* THE EXERCISE *
Transcribe the listing verbatim. Do not carry over any pictures.

Dataset records on visual material:
_ _ _ _

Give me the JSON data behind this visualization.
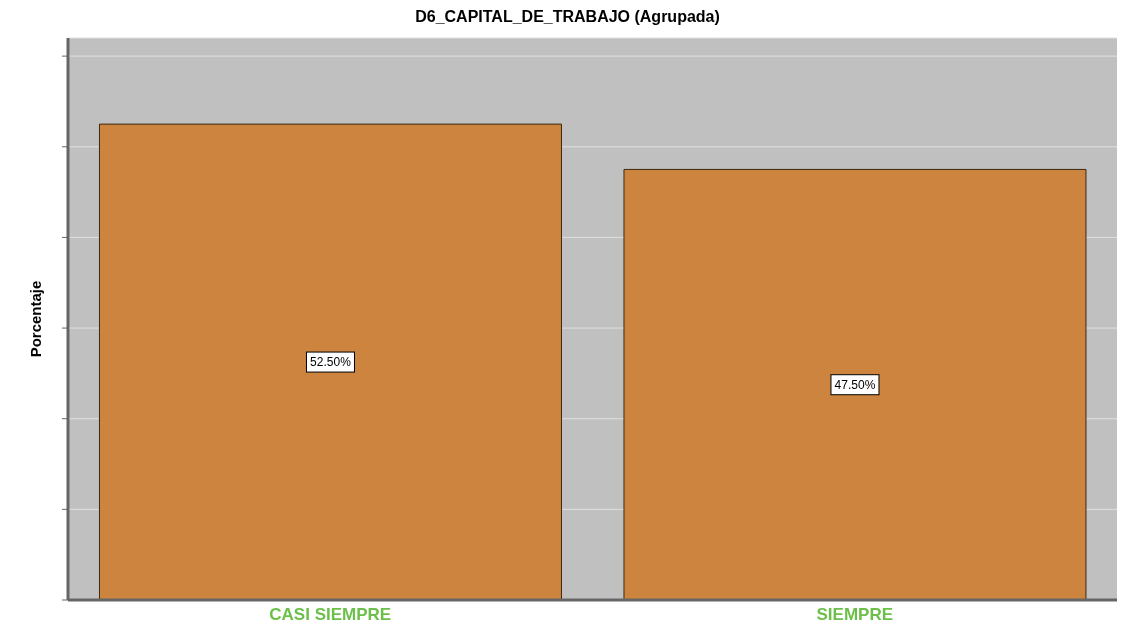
{
  "chart_data": {
    "type": "bar",
    "title": "D6_CAPITAL_DE_TRABAJO (Agrupada)",
    "ylabel": "Porcentaje",
    "categories": [
      "CASI SIEMPRE",
      "SIEMPRE"
    ],
    "values": [
      52.5,
      47.5
    ],
    "value_labels": [
      "52.50%",
      "47.50%"
    ],
    "color": "#cc843f",
    "ylim": [
      0,
      62
    ],
    "yticks": [
      {
        "value": 0,
        "label": null
      },
      {
        "value": 10,
        "label": null
      },
      {
        "value": 20,
        "label": null
      },
      {
        "value": 30,
        "label": null
      },
      {
        "value": 40,
        "label": null
      },
      {
        "value": 50,
        "label": null
      },
      {
        "value": 60,
        "label": null
      }
    ],
    "grid": "y",
    "legend": false
  }
}
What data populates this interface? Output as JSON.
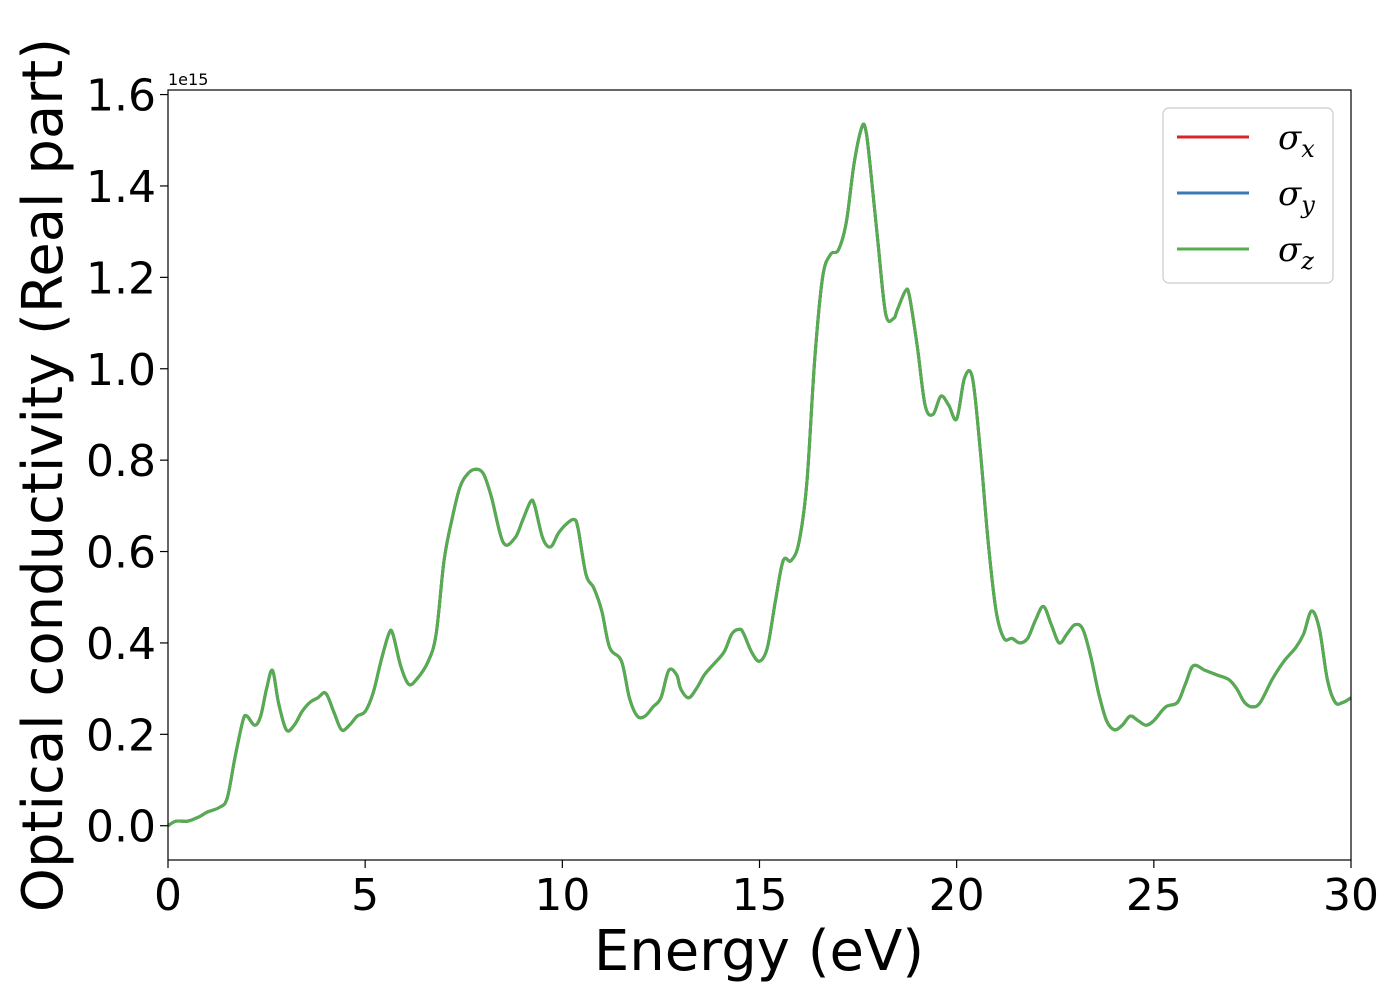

_ _ _ _

* ANSWER TO THE PROBLEM *
Give me the JSON data behind this visualization.
{
  "chart_data": {
    "type": "bar",
    "title": "D6_CAPITAL_DE_TRABAJO (Agrupada)",
    "ylabel": "Porcentaje",
    "categories": [
      "CASI SIEMPRE",
      "SIEMPRE"
    ],
    "values": [
      52.5,
      47.5
    ],
    "value_labels": [
      "52.50%",
      "47.50%"
    ],
    "color": "#cc843f",
    "ylim": [
      0,
      62
    ],
    "yticks": [
      {
        "value": 0,
        "label": null
      },
      {
        "value": 10,
        "label": null
      },
      {
        "value": 20,
        "label": null
      },
      {
        "value": 30,
        "label": null
      },
      {
        "value": 40,
        "label": null
      },
      {
        "value": 50,
        "label": null
      },
      {
        "value": 60,
        "label": null
      }
    ],
    "grid": "y",
    "legend": false
  }
}
What data populates this interface? Output as JSON.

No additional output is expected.